PROMPT ▸ Where a line below holds the string "this", copy that line.

Collection entries:

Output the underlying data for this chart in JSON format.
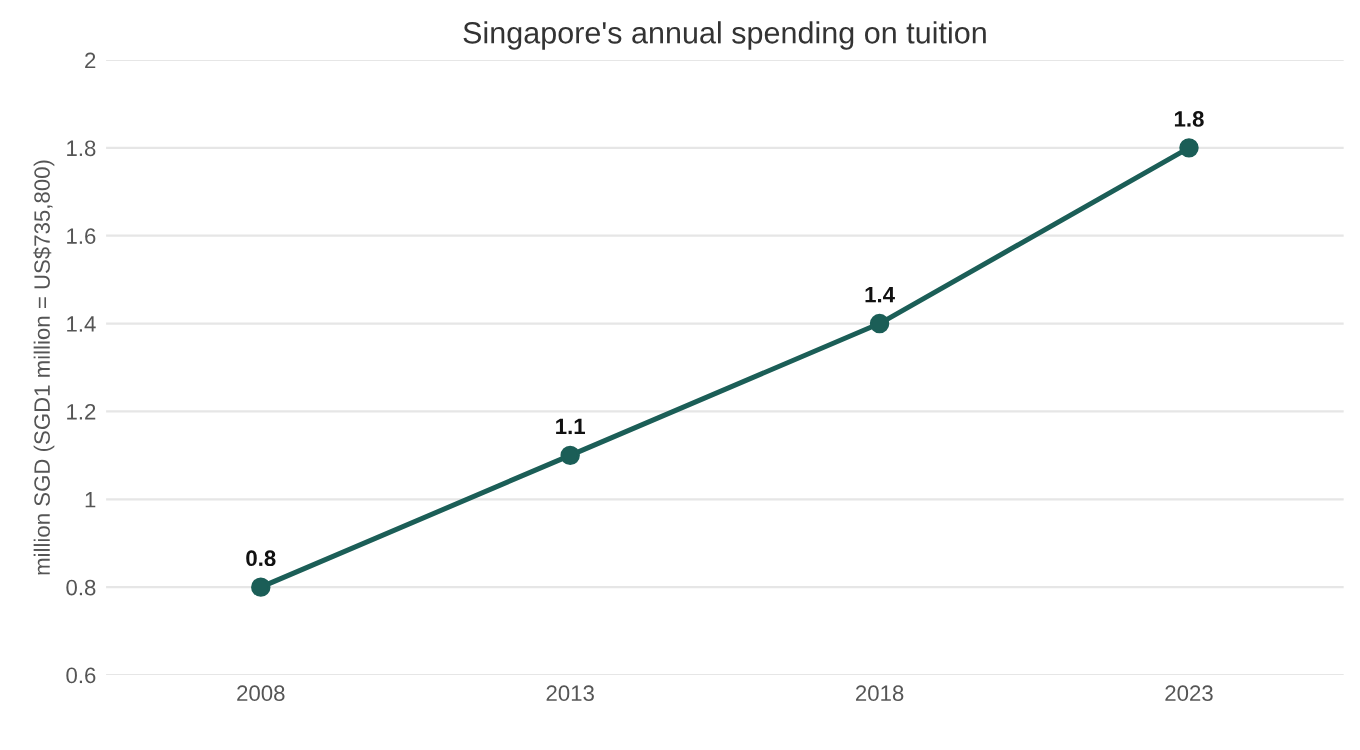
{
  "chart_data": {
    "type": "line",
    "title": "Singapore's annual spending on tuition",
    "ylabel": "million SGD (SGD1 million = US$735,800)",
    "categories": [
      "2008",
      "2013",
      "2018",
      "2023"
    ],
    "series": [
      {
        "color": "#1b5e57",
        "values": [
          0.8,
          1.1,
          1.4,
          1.8
        ]
      }
    ],
    "ylim": [
      0.6,
      2
    ],
    "yticks": [
      0.6,
      0.8,
      1,
      1.2,
      1.4,
      1.6,
      1.8,
      2
    ],
    "grid": "y",
    "marker": "circle",
    "line_style": "solid",
    "data_labels": true
  }
}
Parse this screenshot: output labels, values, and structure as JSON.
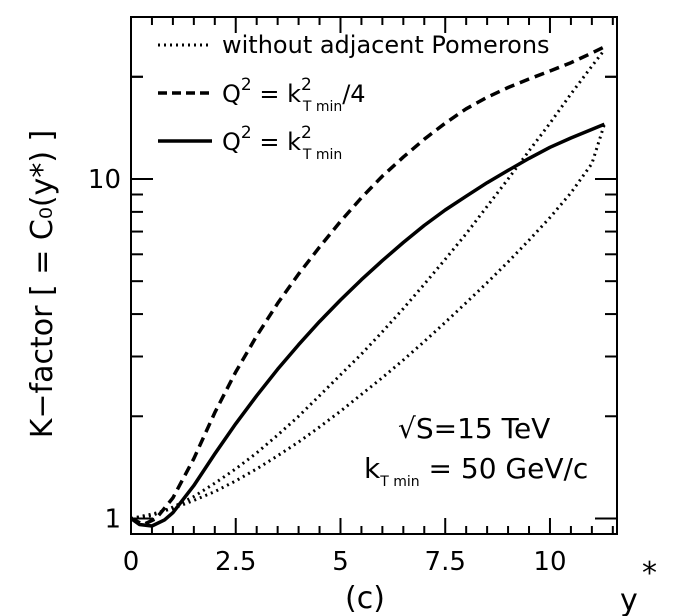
{
  "chart_data": {
    "type": "line",
    "panel_label": "(c)",
    "xlabel": "y*",
    "ylabel": "K−factor [ = C₀(y*) ]",
    "xlim": [
      0,
      11.6
    ],
    "ylim": [
      0.9,
      30
    ],
    "yscale": "log",
    "grid": false,
    "legend_position": "top-left",
    "x_ticks": [
      {
        "value": 0,
        "label": "0"
      },
      {
        "value": 2.5,
        "label": "2.5"
      },
      {
        "value": 5,
        "label": "5"
      },
      {
        "value": 7.5,
        "label": "7.5"
      },
      {
        "value": 10,
        "label": "10"
      }
    ],
    "y_ticks": [
      {
        "value": 1,
        "label": "1"
      },
      {
        "value": 10,
        "label": "10"
      }
    ],
    "legend": [
      {
        "style": "dotted",
        "label": "without adjacent Pomerons"
      },
      {
        "style": "dashed",
        "label": "Q² = k²T min/4"
      },
      {
        "style": "solid",
        "label": "Q² = k²T min"
      }
    ],
    "annotations": [
      {
        "text": "√S=15 TeV"
      },
      {
        "text": "kT min = 50 GeV/c"
      }
    ],
    "series": [
      {
        "name": "Q² = k²T min/4",
        "style": "dashed",
        "x": [
          0,
          0.3,
          0.6,
          1.0,
          1.5,
          2.0,
          2.5,
          3.0,
          3.5,
          4.0,
          4.5,
          5.0,
          5.5,
          6.0,
          6.5,
          7.0,
          7.5,
          8.0,
          8.5,
          9.0,
          9.5,
          10.0,
          10.5,
          11.0,
          11.3
        ],
        "y": [
          1.0,
          0.96,
          1.0,
          1.15,
          1.5,
          2.05,
          2.7,
          3.45,
          4.3,
          5.25,
          6.3,
          7.5,
          8.8,
          10.2,
          11.6,
          13.1,
          14.6,
          16.1,
          17.4,
          18.6,
          19.7,
          20.8,
          22.0,
          23.5,
          24.5
        ]
      },
      {
        "name": "Q² = k²T min",
        "style": "solid",
        "x": [
          0,
          0.2,
          0.5,
          0.8,
          1.0,
          1.5,
          2.0,
          2.5,
          3.0,
          3.5,
          4.0,
          4.5,
          5.0,
          5.5,
          6.0,
          6.5,
          7.0,
          7.5,
          8.0,
          8.5,
          9.0,
          9.5,
          10.0,
          10.5,
          11.0,
          11.3
        ],
        "y": [
          1.0,
          0.96,
          0.95,
          0.99,
          1.04,
          1.25,
          1.55,
          1.9,
          2.3,
          2.75,
          3.25,
          3.8,
          4.4,
          5.05,
          5.75,
          6.5,
          7.3,
          8.1,
          8.9,
          9.75,
          10.6,
          11.5,
          12.4,
          13.2,
          14.0,
          14.5
        ]
      },
      {
        "name": "without adjacent Pomerons (upper)",
        "style": "dotted",
        "x": [
          0,
          0.5,
          1.0,
          1.5,
          2.0,
          2.5,
          3.0,
          3.5,
          4.0,
          4.5,
          5.0,
          5.5,
          6.0,
          6.5,
          7.0,
          7.5,
          8.0,
          8.5,
          9.0,
          9.5,
          10.0,
          10.5,
          11.0,
          11.3
        ],
        "y": [
          1.0,
          1.02,
          1.08,
          1.16,
          1.27,
          1.4,
          1.56,
          1.76,
          2.0,
          2.3,
          2.65,
          3.05,
          3.55,
          4.15,
          4.9,
          5.8,
          6.9,
          8.3,
          10.0,
          12.1,
          14.6,
          17.8,
          21.5,
          24.0
        ]
      },
      {
        "name": "without adjacent Pomerons (lower)",
        "style": "dotted",
        "x": [
          0,
          0.5,
          1.0,
          1.5,
          2.0,
          2.5,
          3.0,
          3.5,
          4.0,
          4.5,
          5.0,
          5.5,
          6.0,
          6.5,
          7.0,
          7.5,
          8.0,
          8.5,
          9.0,
          9.5,
          10.0,
          10.5,
          11.0,
          11.3
        ],
        "y": [
          1.0,
          1.03,
          1.07,
          1.13,
          1.2,
          1.29,
          1.4,
          1.53,
          1.68,
          1.86,
          2.07,
          2.32,
          2.6,
          2.93,
          3.32,
          3.78,
          4.32,
          4.95,
          5.7,
          6.6,
          7.7,
          9.1,
          11.1,
          14.5
        ]
      }
    ]
  }
}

FULL OUTPUT ▸
Output the underlying data for this chart in JSON format.
Parse this screenshot: output labels, values, and structure as JSON.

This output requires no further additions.